**Exercise requirements:** Could you write out every record below exactly, leaving out any pictures?

**Listing:**
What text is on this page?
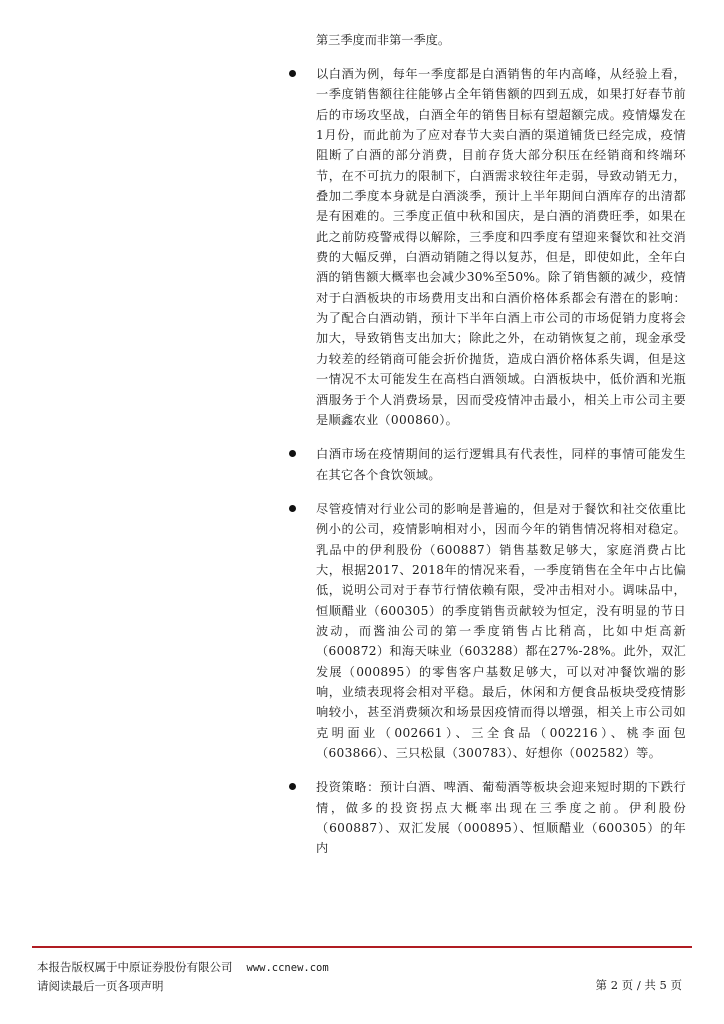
第三季度而非第一季度。

以白酒为例，每年一季度都是白酒销售的年内高峰，从经验上看，一季度销售额往往能够占全年销售额的四到五成，如果打好春节前后的市场攻坚战，白酒全年的销售目标有望超额完成。疫情爆发在1月份，而此前为了应对春节大卖白酒的渠道铺货已经完成，疫情阻断了白酒的部分消费，目前存货大部分积压在经销商和终端环节，在不可抗力的限制下，白酒需求较往年走弱，导致动销无力，叠加二季度本身就是白酒淡季，预计上半年期间白酒库存的出清都是有困难的。三季度正值中秋和国庆，是白酒的消费旺季，如果在此之前防疫警戒得以解除，三季度和四季度有望迎来餐饮和社交消费的大幅反弹，白酒动销随之得以复苏，但是，即使如此，全年白酒的销售额大概率也会减少30%至50%。除了销售额的减少，疫情对于白酒板块的市场费用支出和白酒价格体系都会有潜在的影响：为了配合白酒动销，预计下半年白酒上市公司的市场促销力度将会加大，导致销售支出加大；除此之外，在动销恢复之前，现金承受力较差的经销商可能会折价抛货，造成白酒价格体系失调，但是这一情况不太可能发生在高档白酒领域。白酒板块中，低价酒和光瓶酒服务于个人消费场景，因而受疫情冲击最小，相关上市公司主要是顺鑫农业（000860）。
白酒市场在疫情期间的运行逻辑具有代表性，同样的事情可能发生在其它各个食饮领域。
尽管疫情对行业公司的影响是普遍的，但是对于餐饮和社交依重比例小的公司，疫情影响相对小，因而今年的销售情况将相对稳定。乳品中的伊利股份（600887）销售基数足够大，家庭消费占比大，根据2017、2018年的情况来看，一季度销售在全年中占比偏低，说明公司对于春节行情依赖有限，受冲击相对小。调味品中，恒顺醋业（600305）的季度销售贡献较为恒定，没有明显的节日波动，而酱油公司的第一季度销售占比稍高，比如中炬高新（600872）和海天味业（603288）都在27%-28%。此外，双汇发展（000895）的零售客户基数足够大，可以对冲餐饮端的影响，业绩表现将会相对平稳。最后，休闲和方便食品板块受疫情影响较小，甚至消费频次和场景因疫情而得以增强，相关上市公司如克明面业（002661）、三全食品（002216）、桃李面包（603866）、三只松鼠（300783）、好想你（002582）等。
投资策略：预计白酒、啤酒、葡萄酒等板块会迎来短时期的下跌行情，做多的投资拐点大概率出现在三季度之前。伊利股份（600887）、双汇发展（000895）、恒顺醋业（600305）的年内
本报告版权属于中原证券股份有限公司 www.ccnew.com
请阅读最后一页各项声明	第 2 页 / 共 5 页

**Answer:**
What text is on this page?
第三季度而非第一季度。

以白酒为例，每年一季度都是白酒销售的年内高峰，从经验上看，一季度销售额往往能够占全年销售额的四到五成，如果打好春节前后的市场攻坚战，白酒全年的销售目标有望超额完成。疫情爆发在1月份，而此前为了应对春节大卖白酒的渠道铺货已经完成，疫情阻断了白酒的部分消费，目前存货大部分积压在经销商和终端环节，在不可抗力的限制下，白酒需求较往年走弱，导致动销无力，叠加二季度本身就是白酒淡季，预计上半年期间白酒库存的出清都是有困难的。三季度正值中秋和国庆，是白酒的消费旺季，如果在此之前防疫警戒得以解除，三季度和四季度有望迎来餐饮和社交消费的大幅反弹，白酒动销随之得以复苏，但是，即使如此，全年白酒的销售额大概率也会减少30%至50%。除了销售额的减少，疫情对于白酒板块的市场费用支出和白酒价格体系都会有潜在的影响：为了配合白酒动销，预计下半年白酒上市公司的市场促销力度将会加大，导致销售支出加大；除此之外，在动销恢复之前，现金承受力较差的经销商可能会折价抛货，造成白酒价格体系失调，但是这一情况不太可能发生在高档白酒领域。白酒板块中，低价酒和光瓶酒服务于个人消费场景，因而受疫情冲击最小，相关上市公司主要是顺鑫农业（000860）。
白酒市场在疫情期间的运行逻辑具有代表性，同样的事情可能发生在其它各个食饮领域。
尽管疫情对行业公司的影响是普遍的，但是对于餐饮和社交依重比例小的公司，疫情影响相对小，因而今年的销售情况将相对稳定。乳品中的伊利股份（600887）销售基数足够大，家庭消费占比大，根据2017、2018年的情况来看，一季度销售在全年中占比偏低，说明公司对于春节行情依赖有限，受冲击相对小。调味品中，恒顺醋业（600305）的季度销售贡献较为恒定，没有明显的节日波动，而酱油公司的第一季度销售占比稍高，比如中炬高新（600872）和海天味业（603288）都在27%-28%。此外，双汇发展（000895）的零售客户基数足够大，可以对冲餐饮端的影响，业绩表现将会相对平稳。最后，休闲和方便食品板块受疫情影响较小，甚至消费频次和场景因疫情而得以增强，相关上市公司如克明面业（002661）、三全食品（002216）、桃李面包（603866）、三只松鼠（300783）、好想你（002582）等。
投资策略：预计白酒、啤酒、葡萄酒等板块会迎来短时期的下跌行情，做多的投资拐点大概率出现在三季度之前。伊利股份（600887）、双汇发展（000895）、恒顺醋业（600305）的年内
本报告版权属于中原证券股份有限公司 www.ccnew.com
请阅读最后一页各项声明	第 2 页 / 共 5 页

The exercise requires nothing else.